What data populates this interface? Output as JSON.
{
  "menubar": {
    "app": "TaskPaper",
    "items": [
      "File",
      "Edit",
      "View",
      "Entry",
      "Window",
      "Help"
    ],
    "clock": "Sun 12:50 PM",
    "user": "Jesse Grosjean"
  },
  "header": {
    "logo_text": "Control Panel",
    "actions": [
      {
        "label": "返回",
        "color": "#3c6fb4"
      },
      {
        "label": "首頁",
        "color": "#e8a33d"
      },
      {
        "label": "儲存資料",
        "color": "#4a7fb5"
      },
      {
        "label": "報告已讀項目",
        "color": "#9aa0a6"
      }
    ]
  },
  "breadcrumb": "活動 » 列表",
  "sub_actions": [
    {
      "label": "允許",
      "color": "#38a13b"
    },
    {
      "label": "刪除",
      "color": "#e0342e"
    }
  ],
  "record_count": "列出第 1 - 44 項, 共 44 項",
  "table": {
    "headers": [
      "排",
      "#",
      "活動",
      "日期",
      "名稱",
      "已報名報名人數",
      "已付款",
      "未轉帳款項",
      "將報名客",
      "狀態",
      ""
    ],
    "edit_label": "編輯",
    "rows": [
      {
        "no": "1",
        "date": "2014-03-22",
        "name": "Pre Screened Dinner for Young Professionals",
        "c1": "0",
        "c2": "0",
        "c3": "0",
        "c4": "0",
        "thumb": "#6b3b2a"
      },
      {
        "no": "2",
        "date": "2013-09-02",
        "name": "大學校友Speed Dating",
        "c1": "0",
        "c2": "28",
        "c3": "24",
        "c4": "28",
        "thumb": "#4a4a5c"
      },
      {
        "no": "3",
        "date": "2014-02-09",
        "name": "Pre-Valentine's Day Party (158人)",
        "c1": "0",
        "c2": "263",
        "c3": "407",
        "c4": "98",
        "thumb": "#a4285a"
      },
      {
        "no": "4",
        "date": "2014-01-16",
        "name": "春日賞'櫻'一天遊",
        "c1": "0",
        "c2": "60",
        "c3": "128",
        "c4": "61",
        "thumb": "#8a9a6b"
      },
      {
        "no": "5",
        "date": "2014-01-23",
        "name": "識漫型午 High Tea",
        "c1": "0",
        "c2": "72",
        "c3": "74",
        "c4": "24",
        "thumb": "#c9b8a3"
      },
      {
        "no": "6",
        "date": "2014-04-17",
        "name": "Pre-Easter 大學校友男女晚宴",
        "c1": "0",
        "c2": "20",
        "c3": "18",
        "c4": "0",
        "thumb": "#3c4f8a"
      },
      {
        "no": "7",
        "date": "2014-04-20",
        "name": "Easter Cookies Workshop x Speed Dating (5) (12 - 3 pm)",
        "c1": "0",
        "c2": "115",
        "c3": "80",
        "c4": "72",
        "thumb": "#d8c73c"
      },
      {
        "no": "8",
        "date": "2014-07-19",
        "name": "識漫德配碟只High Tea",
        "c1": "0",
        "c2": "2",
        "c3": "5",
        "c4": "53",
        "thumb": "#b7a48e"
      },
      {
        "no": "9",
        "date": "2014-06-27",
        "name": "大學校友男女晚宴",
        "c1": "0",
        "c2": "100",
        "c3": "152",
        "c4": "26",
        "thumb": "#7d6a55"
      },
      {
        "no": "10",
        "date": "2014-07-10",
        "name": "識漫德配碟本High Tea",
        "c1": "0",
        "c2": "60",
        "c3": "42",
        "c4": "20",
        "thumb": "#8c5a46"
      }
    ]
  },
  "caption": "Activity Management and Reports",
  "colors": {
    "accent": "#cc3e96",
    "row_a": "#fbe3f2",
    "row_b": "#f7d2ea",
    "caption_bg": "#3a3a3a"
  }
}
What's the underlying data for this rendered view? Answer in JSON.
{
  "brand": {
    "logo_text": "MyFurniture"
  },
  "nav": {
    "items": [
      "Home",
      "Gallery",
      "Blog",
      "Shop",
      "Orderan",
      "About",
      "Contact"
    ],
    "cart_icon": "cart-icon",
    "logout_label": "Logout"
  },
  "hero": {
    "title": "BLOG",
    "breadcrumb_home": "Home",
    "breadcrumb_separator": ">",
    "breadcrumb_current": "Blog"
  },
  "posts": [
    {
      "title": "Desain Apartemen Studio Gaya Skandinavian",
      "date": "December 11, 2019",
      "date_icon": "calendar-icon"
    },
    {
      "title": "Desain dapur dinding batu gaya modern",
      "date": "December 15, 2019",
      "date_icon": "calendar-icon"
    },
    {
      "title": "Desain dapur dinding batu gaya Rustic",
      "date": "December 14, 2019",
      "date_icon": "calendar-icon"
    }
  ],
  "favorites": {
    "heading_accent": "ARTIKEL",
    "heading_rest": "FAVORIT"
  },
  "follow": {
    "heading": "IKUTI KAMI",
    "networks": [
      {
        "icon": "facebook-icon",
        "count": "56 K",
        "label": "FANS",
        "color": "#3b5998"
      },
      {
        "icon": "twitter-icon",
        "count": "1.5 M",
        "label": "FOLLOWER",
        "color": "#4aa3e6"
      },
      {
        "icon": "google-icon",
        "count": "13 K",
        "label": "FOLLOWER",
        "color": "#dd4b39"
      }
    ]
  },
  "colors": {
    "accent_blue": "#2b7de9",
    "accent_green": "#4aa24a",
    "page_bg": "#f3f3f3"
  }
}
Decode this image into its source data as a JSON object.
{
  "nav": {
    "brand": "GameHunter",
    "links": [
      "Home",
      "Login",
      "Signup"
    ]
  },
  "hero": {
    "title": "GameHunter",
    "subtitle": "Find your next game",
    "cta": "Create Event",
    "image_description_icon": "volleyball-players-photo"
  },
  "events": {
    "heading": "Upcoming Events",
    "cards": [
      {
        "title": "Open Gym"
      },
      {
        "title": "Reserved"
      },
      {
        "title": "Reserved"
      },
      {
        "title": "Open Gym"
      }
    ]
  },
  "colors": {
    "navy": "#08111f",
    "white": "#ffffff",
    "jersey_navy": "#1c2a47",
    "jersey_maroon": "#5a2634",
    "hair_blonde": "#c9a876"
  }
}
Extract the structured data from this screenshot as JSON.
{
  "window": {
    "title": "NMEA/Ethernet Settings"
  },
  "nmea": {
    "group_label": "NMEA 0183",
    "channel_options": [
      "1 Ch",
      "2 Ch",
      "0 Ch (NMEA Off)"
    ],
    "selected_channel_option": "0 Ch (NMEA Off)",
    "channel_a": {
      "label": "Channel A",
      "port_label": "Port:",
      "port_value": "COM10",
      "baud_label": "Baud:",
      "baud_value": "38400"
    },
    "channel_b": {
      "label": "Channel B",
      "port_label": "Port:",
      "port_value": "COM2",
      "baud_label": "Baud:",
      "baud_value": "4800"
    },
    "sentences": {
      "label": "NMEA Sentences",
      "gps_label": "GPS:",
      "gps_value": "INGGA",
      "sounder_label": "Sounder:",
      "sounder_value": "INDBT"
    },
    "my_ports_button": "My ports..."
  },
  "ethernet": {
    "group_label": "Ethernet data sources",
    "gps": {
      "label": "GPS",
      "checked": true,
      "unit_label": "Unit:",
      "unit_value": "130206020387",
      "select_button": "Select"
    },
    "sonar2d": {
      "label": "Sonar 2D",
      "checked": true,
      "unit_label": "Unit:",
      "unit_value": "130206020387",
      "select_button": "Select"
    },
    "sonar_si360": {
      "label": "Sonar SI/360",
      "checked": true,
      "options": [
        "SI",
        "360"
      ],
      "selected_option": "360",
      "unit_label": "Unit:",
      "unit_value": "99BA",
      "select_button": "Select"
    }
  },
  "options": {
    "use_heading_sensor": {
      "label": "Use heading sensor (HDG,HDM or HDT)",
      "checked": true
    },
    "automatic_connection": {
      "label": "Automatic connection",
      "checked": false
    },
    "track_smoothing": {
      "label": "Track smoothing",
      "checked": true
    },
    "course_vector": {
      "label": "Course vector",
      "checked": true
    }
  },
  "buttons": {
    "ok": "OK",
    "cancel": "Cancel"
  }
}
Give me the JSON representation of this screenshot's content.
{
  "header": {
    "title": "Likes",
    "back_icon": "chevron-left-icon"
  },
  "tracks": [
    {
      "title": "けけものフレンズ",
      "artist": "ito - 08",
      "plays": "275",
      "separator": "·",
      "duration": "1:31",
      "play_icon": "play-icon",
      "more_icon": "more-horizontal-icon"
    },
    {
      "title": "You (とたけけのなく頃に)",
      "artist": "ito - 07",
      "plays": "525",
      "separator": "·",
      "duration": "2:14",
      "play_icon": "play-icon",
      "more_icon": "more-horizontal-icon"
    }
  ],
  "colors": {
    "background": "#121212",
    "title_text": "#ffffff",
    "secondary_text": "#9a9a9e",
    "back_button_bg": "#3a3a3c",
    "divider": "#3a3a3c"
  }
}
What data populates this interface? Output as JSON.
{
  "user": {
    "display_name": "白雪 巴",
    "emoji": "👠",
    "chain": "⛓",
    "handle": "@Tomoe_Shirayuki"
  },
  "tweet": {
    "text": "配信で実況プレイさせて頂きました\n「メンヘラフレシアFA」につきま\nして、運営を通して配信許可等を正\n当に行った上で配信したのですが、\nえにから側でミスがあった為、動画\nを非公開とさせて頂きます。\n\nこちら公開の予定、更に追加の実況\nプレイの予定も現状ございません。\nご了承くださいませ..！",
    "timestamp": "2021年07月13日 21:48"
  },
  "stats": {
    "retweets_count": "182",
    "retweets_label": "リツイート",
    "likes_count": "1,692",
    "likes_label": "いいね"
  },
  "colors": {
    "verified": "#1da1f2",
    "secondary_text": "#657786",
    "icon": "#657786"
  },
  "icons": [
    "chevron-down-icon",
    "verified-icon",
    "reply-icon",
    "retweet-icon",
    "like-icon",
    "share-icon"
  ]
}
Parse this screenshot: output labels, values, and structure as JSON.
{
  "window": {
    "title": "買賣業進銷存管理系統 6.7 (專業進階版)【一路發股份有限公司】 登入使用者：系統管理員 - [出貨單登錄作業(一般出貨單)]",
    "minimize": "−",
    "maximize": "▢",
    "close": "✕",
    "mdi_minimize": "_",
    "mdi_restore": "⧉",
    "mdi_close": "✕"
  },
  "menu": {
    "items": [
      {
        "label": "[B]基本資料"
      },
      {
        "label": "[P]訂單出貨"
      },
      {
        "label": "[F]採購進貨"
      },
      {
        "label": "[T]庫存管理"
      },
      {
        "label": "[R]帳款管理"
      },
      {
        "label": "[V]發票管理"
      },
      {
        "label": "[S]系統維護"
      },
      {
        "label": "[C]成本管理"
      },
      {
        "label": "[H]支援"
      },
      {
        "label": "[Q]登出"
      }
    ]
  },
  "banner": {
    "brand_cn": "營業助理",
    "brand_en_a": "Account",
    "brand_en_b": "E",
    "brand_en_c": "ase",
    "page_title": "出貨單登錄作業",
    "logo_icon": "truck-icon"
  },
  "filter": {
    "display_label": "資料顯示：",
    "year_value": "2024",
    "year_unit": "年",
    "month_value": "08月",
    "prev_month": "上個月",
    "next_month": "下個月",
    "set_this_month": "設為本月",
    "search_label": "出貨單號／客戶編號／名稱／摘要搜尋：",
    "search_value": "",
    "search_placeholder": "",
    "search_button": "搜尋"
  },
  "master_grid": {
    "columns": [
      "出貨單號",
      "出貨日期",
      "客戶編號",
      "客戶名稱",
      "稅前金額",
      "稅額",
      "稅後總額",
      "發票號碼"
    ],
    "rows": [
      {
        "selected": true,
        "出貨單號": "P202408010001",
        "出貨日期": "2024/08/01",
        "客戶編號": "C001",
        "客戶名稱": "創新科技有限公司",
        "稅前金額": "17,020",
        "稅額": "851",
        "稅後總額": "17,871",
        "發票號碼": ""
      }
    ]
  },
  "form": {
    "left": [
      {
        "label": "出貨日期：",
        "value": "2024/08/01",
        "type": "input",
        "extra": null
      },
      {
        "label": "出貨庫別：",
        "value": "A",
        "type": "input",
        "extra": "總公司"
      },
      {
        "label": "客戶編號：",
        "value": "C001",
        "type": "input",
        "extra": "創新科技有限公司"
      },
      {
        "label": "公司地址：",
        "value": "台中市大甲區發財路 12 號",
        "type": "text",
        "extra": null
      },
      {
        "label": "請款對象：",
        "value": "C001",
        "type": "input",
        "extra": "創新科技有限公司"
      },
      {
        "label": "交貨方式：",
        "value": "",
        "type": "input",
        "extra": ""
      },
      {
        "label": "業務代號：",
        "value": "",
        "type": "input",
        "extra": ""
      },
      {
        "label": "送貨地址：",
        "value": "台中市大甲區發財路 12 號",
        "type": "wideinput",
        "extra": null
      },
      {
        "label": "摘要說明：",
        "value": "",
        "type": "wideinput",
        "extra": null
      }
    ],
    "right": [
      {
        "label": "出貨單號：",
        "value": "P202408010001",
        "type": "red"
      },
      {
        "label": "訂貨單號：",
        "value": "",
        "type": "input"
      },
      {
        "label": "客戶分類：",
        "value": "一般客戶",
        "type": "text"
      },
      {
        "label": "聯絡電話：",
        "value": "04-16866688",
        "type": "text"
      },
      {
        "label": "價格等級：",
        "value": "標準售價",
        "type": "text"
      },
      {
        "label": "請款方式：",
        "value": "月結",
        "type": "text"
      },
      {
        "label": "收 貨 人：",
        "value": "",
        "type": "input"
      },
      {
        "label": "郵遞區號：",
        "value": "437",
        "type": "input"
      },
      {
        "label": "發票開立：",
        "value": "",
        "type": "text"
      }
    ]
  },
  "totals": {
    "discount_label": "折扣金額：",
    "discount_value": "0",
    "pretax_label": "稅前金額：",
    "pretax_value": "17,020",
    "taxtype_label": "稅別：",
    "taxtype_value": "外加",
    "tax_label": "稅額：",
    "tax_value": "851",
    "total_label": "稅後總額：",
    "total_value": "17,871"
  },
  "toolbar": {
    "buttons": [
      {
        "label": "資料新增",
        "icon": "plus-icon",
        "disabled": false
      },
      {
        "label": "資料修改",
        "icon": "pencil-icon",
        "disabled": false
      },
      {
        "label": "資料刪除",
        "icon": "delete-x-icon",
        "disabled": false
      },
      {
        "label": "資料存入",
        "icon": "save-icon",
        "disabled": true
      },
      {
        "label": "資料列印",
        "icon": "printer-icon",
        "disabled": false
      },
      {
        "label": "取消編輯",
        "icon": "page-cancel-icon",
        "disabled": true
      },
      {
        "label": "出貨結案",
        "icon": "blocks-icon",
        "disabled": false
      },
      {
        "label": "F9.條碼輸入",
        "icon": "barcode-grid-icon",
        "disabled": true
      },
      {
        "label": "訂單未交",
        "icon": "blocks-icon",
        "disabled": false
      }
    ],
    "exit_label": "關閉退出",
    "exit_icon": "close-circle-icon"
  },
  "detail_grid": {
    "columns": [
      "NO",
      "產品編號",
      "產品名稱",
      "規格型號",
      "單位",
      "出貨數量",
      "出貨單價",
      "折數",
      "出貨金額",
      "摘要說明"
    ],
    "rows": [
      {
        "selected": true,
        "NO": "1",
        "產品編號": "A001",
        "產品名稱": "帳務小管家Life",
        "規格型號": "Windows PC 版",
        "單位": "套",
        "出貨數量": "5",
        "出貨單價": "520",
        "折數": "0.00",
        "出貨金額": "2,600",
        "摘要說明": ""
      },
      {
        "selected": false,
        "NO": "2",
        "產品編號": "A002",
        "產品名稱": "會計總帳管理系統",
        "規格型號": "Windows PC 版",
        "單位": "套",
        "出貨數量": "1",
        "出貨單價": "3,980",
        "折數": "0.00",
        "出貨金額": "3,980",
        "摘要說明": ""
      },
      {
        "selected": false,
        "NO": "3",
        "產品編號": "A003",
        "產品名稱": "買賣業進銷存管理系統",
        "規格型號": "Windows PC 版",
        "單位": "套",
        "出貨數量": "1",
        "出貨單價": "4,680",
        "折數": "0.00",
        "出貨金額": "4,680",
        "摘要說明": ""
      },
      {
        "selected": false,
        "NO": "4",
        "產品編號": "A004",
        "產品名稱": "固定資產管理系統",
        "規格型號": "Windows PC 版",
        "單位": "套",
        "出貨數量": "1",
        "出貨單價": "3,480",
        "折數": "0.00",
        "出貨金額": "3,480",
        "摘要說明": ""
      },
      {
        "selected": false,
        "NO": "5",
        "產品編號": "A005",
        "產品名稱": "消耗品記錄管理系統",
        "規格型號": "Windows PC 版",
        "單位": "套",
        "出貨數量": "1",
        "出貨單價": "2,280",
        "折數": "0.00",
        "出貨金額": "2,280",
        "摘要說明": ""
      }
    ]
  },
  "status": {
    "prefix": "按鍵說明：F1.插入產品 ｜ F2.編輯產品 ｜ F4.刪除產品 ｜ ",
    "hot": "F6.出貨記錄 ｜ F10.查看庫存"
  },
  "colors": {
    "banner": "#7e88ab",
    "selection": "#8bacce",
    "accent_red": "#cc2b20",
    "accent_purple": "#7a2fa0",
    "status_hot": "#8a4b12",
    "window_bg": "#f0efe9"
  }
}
+ + + + +
Gather every line from the listing above in which "買賣業進銷存管理系統" appears, and copy those lines.

    "title": "買賣業進銷存管理系統 6.7 (專業進階版)【一路發股份有限公司】 登入使用者：系統管理員 - [出貨單登錄作業(一般出貨單)]",
        "產品名稱": "買賣業進銷存管理系統",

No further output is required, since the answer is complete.